### 任务
抄写讲 FFT 字符串匹配的正文,从“这是 \(FFT\) 在字符串匹配中的应用”起,到“那我们就考虑把 \(A,B\) 当做一个多项式,\(F(x)=A(x)B(x)\)”止,并把其中的“文本串”改称“主串”。

\(\text{Problem}\)
大概就是带通配符的字符串匹配问题,输出所有比配位置
\(1\le n \le 3\times 10^5\)
\(\text{Solution}\)
这是 \(FFT\) 在字符串匹配中的应用
默认下标以 \(0\) 开始,记通配符数值为 \(0\)
\(A\) 为文本串,考虑 \(A\) 从某一位 \(i\) 开始与 \(B\) 的匹配结果
构造一个函数描述这个结果 \(F_i = \sum_{j=0}^{m-1} (A_{i+j}-B_j)^2 A_{i+j} B_j\)
\(F_i = 0\) 则 \(i\) 这个开始匹配位是成功的
我们要计算每个 \(F_i\),这还是不高效
但考虑把 \(B\) 翻转,\(F_i = \sum_{j=0}^{m-1} (A_{i+j}-B_{m-j-1})^2 A_{i+j} B_{m-j-1}\)
发现 \(A,B\) 小标加起来恒为 \(i+m-1\) !
这是多项式卷积的形式!
那我们就考虑把 \(A,B\) 当做一个多项式,\(F(x)=A(x)B(x)\)
这里的 \(F(x)\) 第 \(i+m-1\) 项的系数就是原来 \(F_i\) 的结果
这样就可以 \(O(n \log n)\) 做匹配了
\(\text{Code}\)

### 已知信息
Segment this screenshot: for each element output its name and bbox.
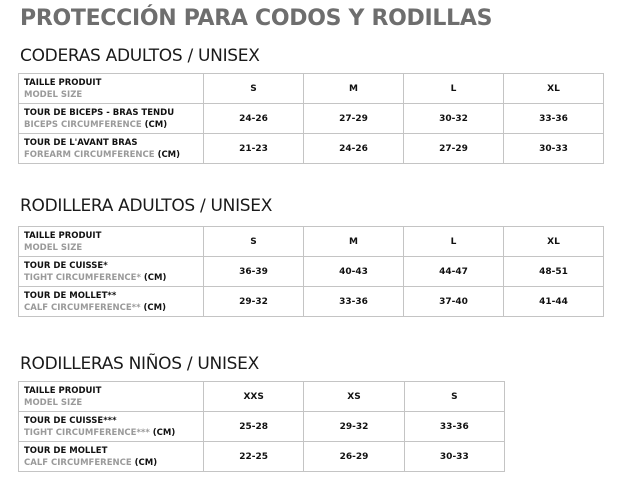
table-cell: 24-26 (303, 133, 404, 164)
label-en-text: CALF CIRCUMFERENCE** (24, 302, 141, 313)
table-row: TOUR DE CUISSE*** TIGHT CIRCUMFERENCE*** … (18, 411, 505, 442)
table-row: TOUR DE L'AVANT BRAS FOREARM CIRCUMFERENC… (18, 133, 604, 164)
table-cell: 26-29 (303, 441, 405, 472)
table-cell: 30-33 (503, 133, 604, 164)
label-fr: TOUR DE BICEPS - BRAS TENDU (24, 107, 175, 118)
section-heading: RODILLERA ADULTOS / UNISEX (20, 196, 273, 216)
table-cell: 36-39 (203, 256, 304, 287)
size-header: XXS (202, 381, 305, 412)
table-cell: 33-36 (503, 103, 604, 134)
size-header: L (403, 73, 504, 104)
label-fr: TOUR DE MOLLET** (24, 290, 117, 301)
label-fr: TOUR DE MOLLET (24, 445, 108, 456)
label-fr: TOUR DE CUISSE*** (24, 415, 117, 426)
table-cell: 33-36 (303, 286, 404, 317)
row-label: TOUR DE CUISSE*** TIGHT CIRCUMFERENCE*** … (18, 411, 204, 442)
table-cell: 29-32 (303, 411, 405, 442)
section-heading: CODERAS ADULTOS / UNISEX (20, 46, 260, 66)
label-en: CALF CIRCUMFERENCE** (CM) (24, 303, 198, 313)
label-en: MODEL SIZE (24, 242, 83, 253)
size-table: TAILLE PRODUIT MODEL SIZE XXS XS S TOUR DE CU… (18, 381, 505, 472)
table-cell: 27-29 (303, 103, 404, 134)
table-row: TOUR DE BICEPS - BRAS TENDU BICEPS CIRCUM… (18, 103, 604, 134)
label-en-text: TIGHT CIRCUMFERENCE* (24, 272, 141, 283)
table-row: TOUR DE MOLLET** CALF CIRCUMFERENCE** (CM… (18, 286, 604, 317)
label-fr: TOUR DE CUISSE* (24, 260, 108, 271)
table-cell: 30-33 (403, 441, 505, 472)
table-cell: 40-43 (303, 256, 404, 287)
label-en: MODEL SIZE (24, 89, 83, 100)
label-en: FOREARM CIRCUMFERENCE (CM) (24, 150, 198, 160)
label-en: TIGHT CIRCUMFERENCE* (CM) (24, 273, 198, 283)
row-label: TOUR DE MOLLET CALF CIRCUMFERENCE (CM) (18, 441, 204, 472)
size-header: XL (503, 226, 604, 257)
row-label: TOUR DE BICEPS - BRAS TENDU BICEPS CIRCUM… (18, 103, 204, 134)
size-header: XS (303, 381, 405, 412)
unit: (CM) (143, 272, 167, 283)
label-fr: TOUR DE L'AVANT BRAS (24, 137, 138, 148)
table-cell: 27-29 (403, 133, 504, 164)
page-title: PROTECCIÓN PARA CODOS Y RODILLAS (20, 6, 493, 31)
unit: (CM) (144, 119, 168, 130)
size-header: S (403, 381, 505, 412)
table-cell: 44-47 (403, 256, 504, 287)
size-header: S (203, 73, 304, 104)
table-cell: 21-23 (203, 133, 304, 164)
label-en-text: BICEPS CIRCUMFERENCE (24, 119, 142, 130)
label-en-text: CALF CIRCUMFERENCE (24, 457, 132, 468)
row-label: TOUR DE MOLLET** CALF CIRCUMFERENCE** (CM… (18, 286, 204, 317)
table-row: TOUR DE MOLLET CALF CIRCUMFERENCE (CM) 22-… (18, 441, 505, 472)
label-fr: TAILLE PRODUIT (24, 77, 102, 88)
table-cell: 22-25 (202, 441, 305, 472)
table-cell: 30-32 (403, 103, 504, 134)
label-en: BICEPS CIRCUMFERENCE (CM) (24, 120, 198, 130)
label-en: MODEL SIZE (24, 397, 83, 408)
section-heading: RODILLERAS NIÑOS / UNISEX (20, 354, 259, 374)
unit: (CM) (157, 149, 181, 160)
table-header-row: TAILLE PRODUIT MODEL SIZE S M L XL (18, 73, 604, 104)
size-header: S (203, 226, 304, 257)
label-en: CALF CIRCUMFERENCE (CM) (24, 458, 198, 468)
label-fr: TAILLE PRODUIT (24, 385, 102, 396)
unit: (CM) (152, 427, 176, 438)
size-table: TAILLE PRODUIT MODEL SIZE S M L XL TOUR DE BIC… (18, 73, 604, 164)
label-en: TIGHT CIRCUMFERENCE*** (CM) (24, 428, 198, 438)
table-cell: 25-28 (202, 411, 305, 442)
size-header: M (303, 226, 404, 257)
table-header-row: TAILLE PRODUIT MODEL SIZE S M L XL (18, 226, 604, 257)
table-cell: 33-36 (403, 411, 505, 442)
size-header: M (303, 73, 404, 104)
row-label: TAILLE PRODUIT MODEL SIZE (18, 73, 204, 104)
unit: (CM) (134, 457, 158, 468)
table-cell: 24-26 (203, 103, 304, 134)
row-label: TOUR DE CUISSE* TIGHT CIRCUMFERENCE* (CM) (18, 256, 204, 287)
row-label: TAILLE PRODUIT MODEL SIZE (18, 381, 204, 412)
size-table: TAILLE PRODUIT MODEL SIZE S M L XL TOUR DE CUI… (18, 226, 604, 317)
size-header: XL (503, 73, 604, 104)
label-en-text: FOREARM CIRCUMFERENCE (24, 149, 155, 160)
table-cell: 29-32 (203, 286, 304, 317)
label-en-text: TIGHT CIRCUMFERENCE*** (24, 427, 150, 438)
table-row: TOUR DE CUISSE* TIGHT CIRCUMFERENCE* (CM)… (18, 256, 604, 287)
label-fr: TAILLE PRODUIT (24, 230, 102, 241)
table-cell: 48-51 (503, 256, 604, 287)
table-header-row: TAILLE PRODUIT MODEL SIZE XXS XS S (18, 381, 505, 412)
table-cell: 41-44 (503, 286, 604, 317)
table-cell: 37-40 (403, 286, 504, 317)
row-label: TAILLE PRODUIT MODEL SIZE (18, 226, 204, 257)
size-header: L (403, 226, 504, 257)
row-label: TOUR DE L'AVANT BRAS FOREARM CIRCUMFERENC… (18, 133, 204, 164)
unit: (CM) (143, 302, 166, 313)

### 练习答案
这是 \(FFT\) 在字符串匹配中的应用
默认下标以 \(0\) 开始,记通配符数值为 \(0\)
\(A\) 为主串,考虑 \(A\) 从某一位 \(i\) 开始与 \(B\) 的匹配结果
构造一个函数描述这个结果 \(F_i = \sum_{j=0}^{m-1} (A_{i+j}-B_j)^2 A_{i+j} B_j\)
\(F_i = 0\) 则 \(i\) 这个开始匹配位是成功的
我们要计算每个 \(F_i\),这还是不高效
但考虑把 \(B\) 翻转,\(F_i = \sum_{j=0}^{m-1} (A_{i+j}-B_{m-j-1})^2 A_{i+j} B_{m-j-1}\)
发现 \(A,B\) 小标加起来恒为 \(i+m-1\) !
这是多项式卷积的形式!
那我们就考虑把 \(A,B\) 当做一个多项式,\(F(x)=A(x)B(x)\)